*What the task requires*
Without the images, print all the entries below exactly as given.

---------------

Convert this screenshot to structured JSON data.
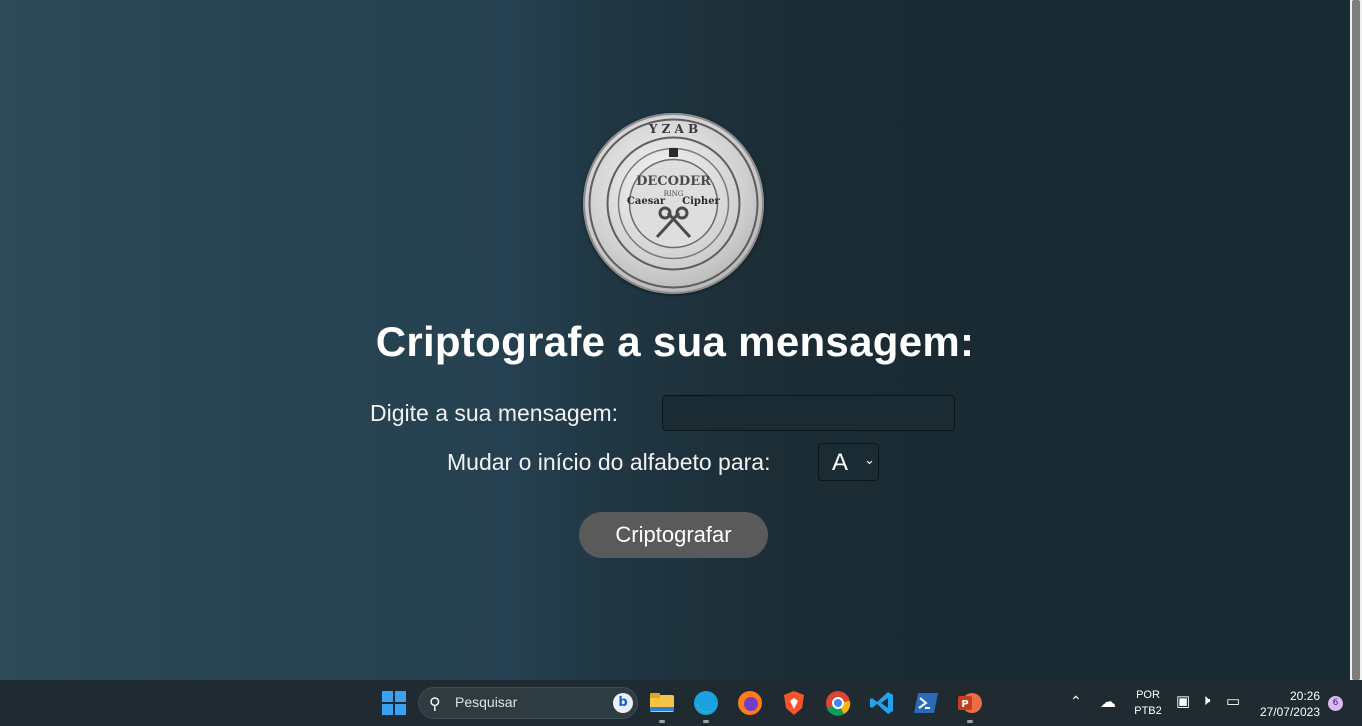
{
  "page": {
    "logo_texts": {
      "ring": "DECODER",
      "ring_sub": "RING",
      "left": "Caesar",
      "right": "Cipher"
    },
    "title": "Criptografe a sua mensagem:",
    "message_label": "Digite a sua mensagem:",
    "message_value": "",
    "shift_label": "Mudar o início do alfabeto para:",
    "shift_value": "A",
    "submit_label": "Criptografar"
  },
  "taskbar": {
    "search_placeholder": "Pesquisar",
    "bing_glyph": "b",
    "apps": [
      "start-menu",
      "search",
      "file-explorer",
      "edge",
      "firefox",
      "brave",
      "chrome",
      "vscode",
      "powershell",
      "powerpoint"
    ],
    "lang_top": "POR",
    "lang_bottom": "PTB2",
    "time": "20:26",
    "date": "27/07/2023",
    "notifications": "6"
  },
  "colors": {
    "accent_button": "#5a5a5a",
    "background_left": "#2d4b59",
    "background_right": "#1a2a32"
  }
}
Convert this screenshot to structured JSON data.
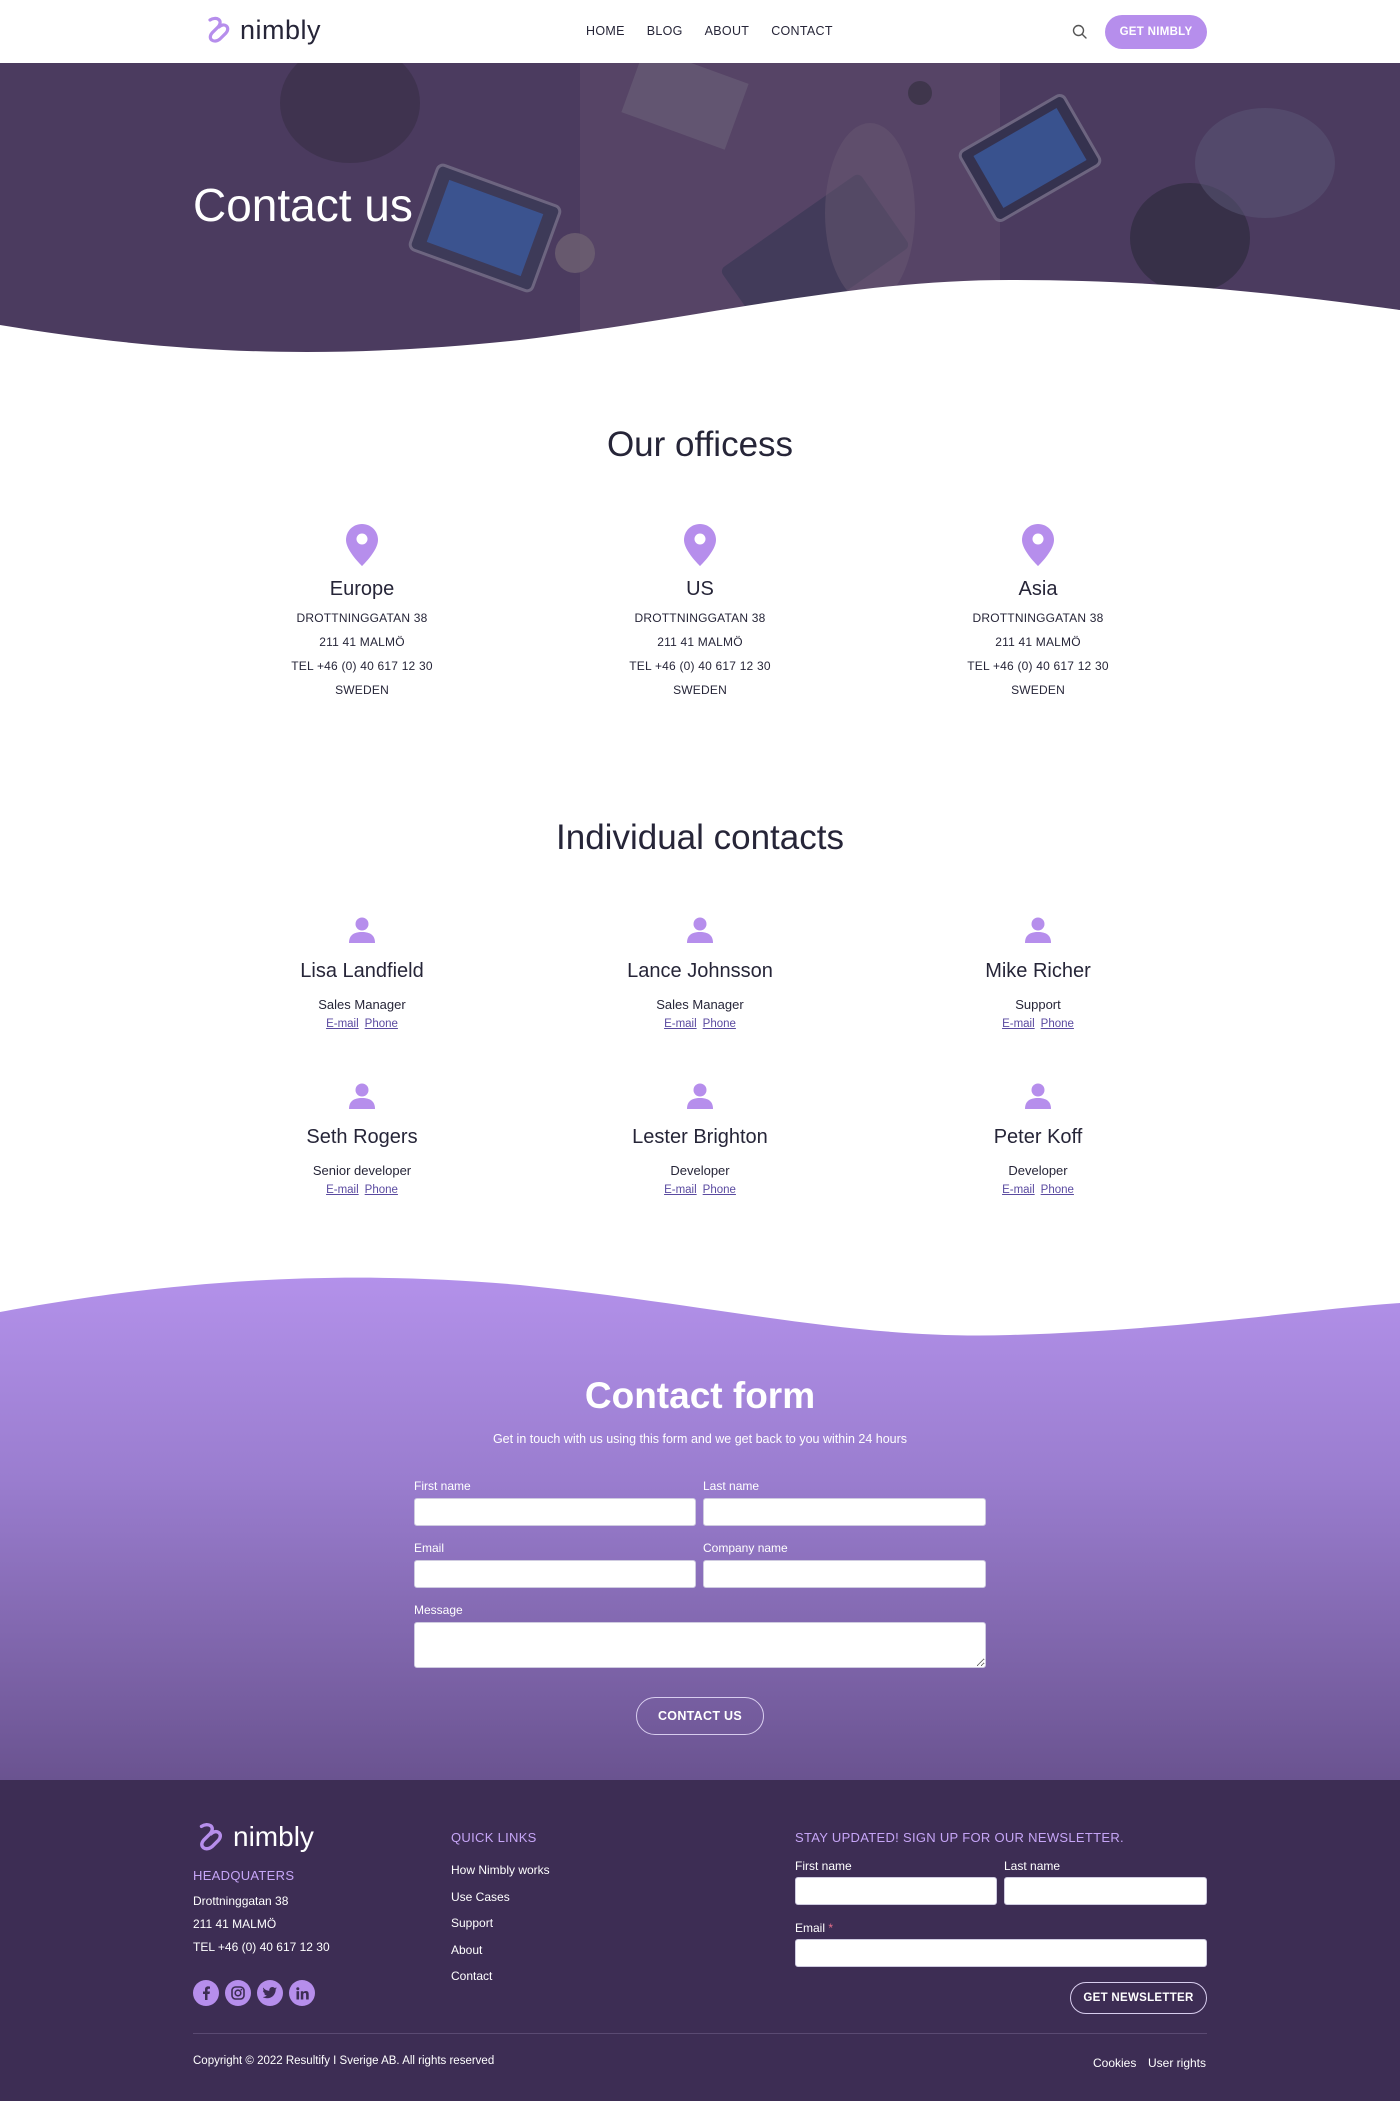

---------------

*Task answer*
Convert this screenshot to structured JSON data.
{
  "page": {
    "logo_texts": {
      "ring": "DECODER",
      "ring_sub": "RING",
      "left": "Caesar",
      "right": "Cipher"
    },
    "title": "Criptografe a sua mensagem:",
    "message_label": "Digite a sua mensagem:",
    "message_value": "",
    "shift_label": "Mudar o início do alfabeto para:",
    "shift_value": "A",
    "submit_label": "Criptografar"
  },
  "taskbar": {
    "search_placeholder": "Pesquisar",
    "bing_glyph": "b",
    "apps": [
      "start-menu",
      "search",
      "file-explorer",
      "edge",
      "firefox",
      "brave",
      "chrome",
      "vscode",
      "powershell",
      "powerpoint"
    ],
    "lang_top": "POR",
    "lang_bottom": "PTB2",
    "time": "20:26",
    "date": "27/07/2023",
    "notifications": "6"
  },
  "colors": {
    "accent_button": "#5a5a5a",
    "background_left": "#2d4b59",
    "background_right": "#1a2a32"
  }
}
Convert this screenshot to structured JSON data.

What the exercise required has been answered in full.